* **RAW DATA**
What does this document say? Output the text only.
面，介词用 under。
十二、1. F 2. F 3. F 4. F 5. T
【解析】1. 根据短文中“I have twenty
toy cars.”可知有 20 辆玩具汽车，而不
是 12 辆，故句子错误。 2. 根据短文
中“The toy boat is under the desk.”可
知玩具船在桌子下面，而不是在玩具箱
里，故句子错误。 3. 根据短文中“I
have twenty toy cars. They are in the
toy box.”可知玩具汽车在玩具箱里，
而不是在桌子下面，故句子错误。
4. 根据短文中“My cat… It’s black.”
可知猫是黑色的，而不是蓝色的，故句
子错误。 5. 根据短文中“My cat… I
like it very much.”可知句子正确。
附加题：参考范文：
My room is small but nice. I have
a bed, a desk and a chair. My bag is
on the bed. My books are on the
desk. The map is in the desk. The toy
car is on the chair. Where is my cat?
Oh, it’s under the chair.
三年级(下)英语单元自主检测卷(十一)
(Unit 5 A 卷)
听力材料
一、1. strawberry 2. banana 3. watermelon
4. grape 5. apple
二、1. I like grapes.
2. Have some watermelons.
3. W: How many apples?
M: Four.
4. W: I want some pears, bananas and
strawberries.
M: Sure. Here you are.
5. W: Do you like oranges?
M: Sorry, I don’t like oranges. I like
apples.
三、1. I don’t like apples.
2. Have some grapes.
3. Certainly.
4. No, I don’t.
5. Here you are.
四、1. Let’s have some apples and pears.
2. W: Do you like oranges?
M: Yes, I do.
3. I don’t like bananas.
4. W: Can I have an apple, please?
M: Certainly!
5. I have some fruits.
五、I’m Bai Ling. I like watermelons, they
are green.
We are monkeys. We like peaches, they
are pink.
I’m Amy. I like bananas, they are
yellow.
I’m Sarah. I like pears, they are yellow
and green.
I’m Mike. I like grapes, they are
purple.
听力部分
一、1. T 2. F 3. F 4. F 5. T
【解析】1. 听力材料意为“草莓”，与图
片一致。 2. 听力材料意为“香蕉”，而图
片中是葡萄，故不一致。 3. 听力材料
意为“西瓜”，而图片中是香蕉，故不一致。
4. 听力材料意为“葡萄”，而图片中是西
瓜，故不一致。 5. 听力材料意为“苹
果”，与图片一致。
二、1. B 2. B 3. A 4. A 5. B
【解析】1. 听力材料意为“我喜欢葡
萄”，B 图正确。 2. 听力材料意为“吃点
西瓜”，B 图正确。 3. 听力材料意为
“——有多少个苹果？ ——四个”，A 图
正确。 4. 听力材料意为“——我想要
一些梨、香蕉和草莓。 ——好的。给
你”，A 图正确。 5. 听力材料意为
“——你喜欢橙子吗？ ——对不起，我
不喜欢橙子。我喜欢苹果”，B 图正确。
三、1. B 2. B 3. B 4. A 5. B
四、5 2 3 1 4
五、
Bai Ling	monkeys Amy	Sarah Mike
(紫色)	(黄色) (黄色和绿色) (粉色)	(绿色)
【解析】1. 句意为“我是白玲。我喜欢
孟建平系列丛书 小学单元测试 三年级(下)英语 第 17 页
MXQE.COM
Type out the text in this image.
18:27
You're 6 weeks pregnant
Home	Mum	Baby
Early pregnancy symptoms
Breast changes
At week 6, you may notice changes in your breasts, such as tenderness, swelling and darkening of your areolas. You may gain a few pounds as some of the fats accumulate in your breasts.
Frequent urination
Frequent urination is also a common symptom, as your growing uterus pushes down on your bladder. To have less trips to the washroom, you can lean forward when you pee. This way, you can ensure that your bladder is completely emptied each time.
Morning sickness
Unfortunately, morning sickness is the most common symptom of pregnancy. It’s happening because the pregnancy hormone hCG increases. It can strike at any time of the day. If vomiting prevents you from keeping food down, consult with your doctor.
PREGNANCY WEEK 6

* **WHAT TO PRODUCE**
In the listing, find every line containing the word "pears" and list it.

* **WRITTEN RESPONSE**
4. W: I want some pears, bananas and
四、1. Let’s have some apples and pears.
I’m Sarah. I like pears, they are yellow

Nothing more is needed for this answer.